Extracted records:
>> start

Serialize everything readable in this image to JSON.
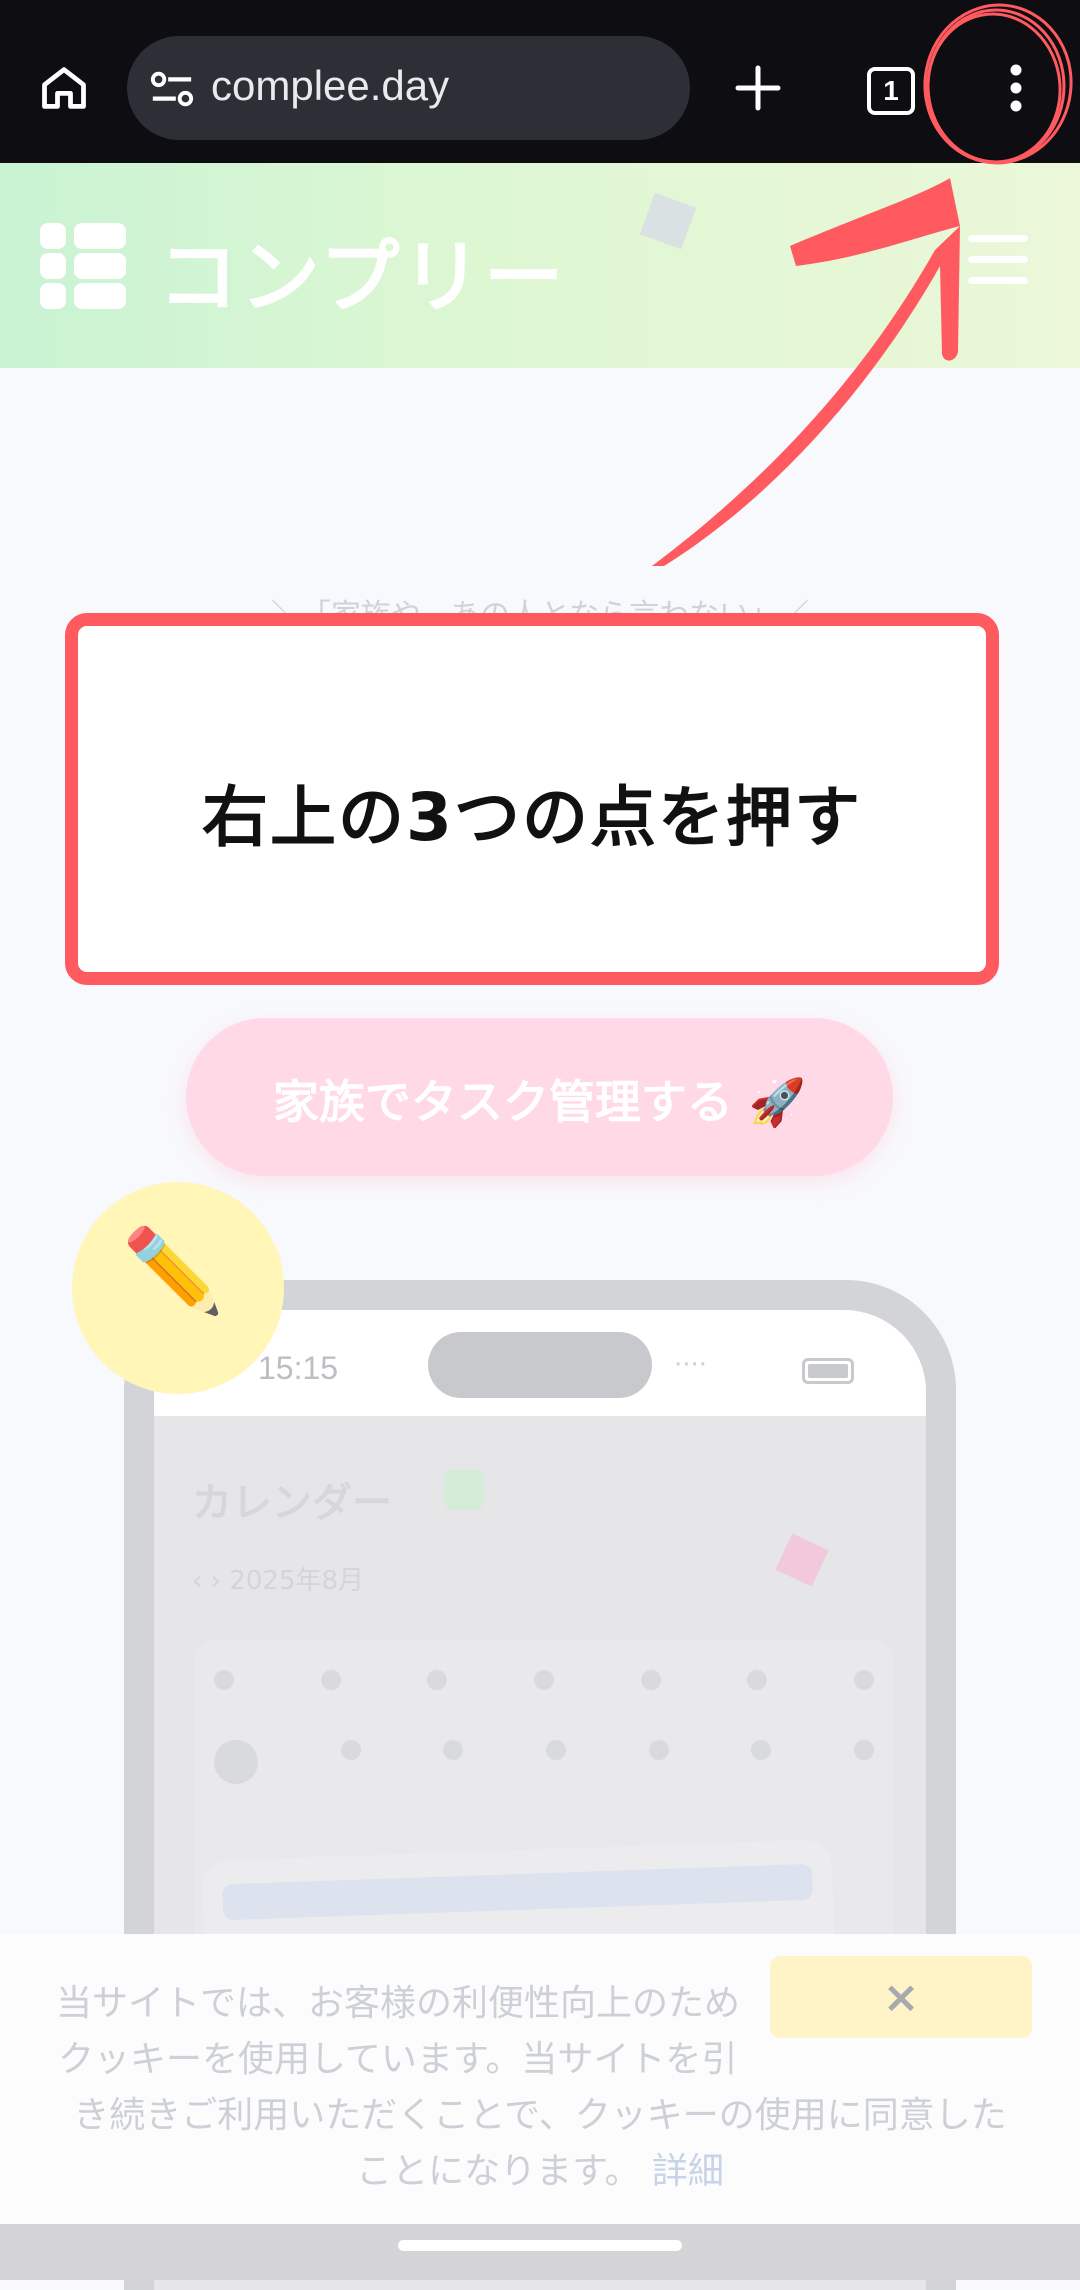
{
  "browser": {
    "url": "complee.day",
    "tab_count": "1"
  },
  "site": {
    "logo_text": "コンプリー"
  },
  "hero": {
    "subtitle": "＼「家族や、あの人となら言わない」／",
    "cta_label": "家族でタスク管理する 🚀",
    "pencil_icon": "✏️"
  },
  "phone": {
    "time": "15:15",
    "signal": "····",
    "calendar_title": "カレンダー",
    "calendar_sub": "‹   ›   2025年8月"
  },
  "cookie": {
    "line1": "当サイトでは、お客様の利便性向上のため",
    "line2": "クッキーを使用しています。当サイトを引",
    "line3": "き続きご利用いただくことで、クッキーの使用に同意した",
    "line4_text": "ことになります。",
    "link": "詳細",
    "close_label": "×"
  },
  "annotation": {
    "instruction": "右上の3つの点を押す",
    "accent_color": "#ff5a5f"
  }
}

>> end

### Exercise prompt
Omit every picture, then reproduce the rest of the listing exactly.

### Answer below
Serialize everything readable in this image to JSON.
{
  "browser": {
    "url": "complee.day",
    "tab_count": "1"
  },
  "site": {
    "logo_text": "コンプリー"
  },
  "hero": {
    "subtitle": "＼「家族や、あの人となら言わない」／",
    "cta_label": "家族でタスク管理する 🚀",
    "pencil_icon": "✏️"
  },
  "phone": {
    "time": "15:15",
    "signal": "····",
    "calendar_title": "カレンダー",
    "calendar_sub": "‹   ›   2025年8月"
  },
  "cookie": {
    "line1": "当サイトでは、お客様の利便性向上のため",
    "line2": "クッキーを使用しています。当サイトを引",
    "line3": "き続きご利用いただくことで、クッキーの使用に同意した",
    "line4_text": "ことになります。",
    "link": "詳細",
    "close_label": "×"
  },
  "annotation": {
    "instruction": "右上の3つの点を押す",
    "accent_color": "#ff5a5f"
  }
}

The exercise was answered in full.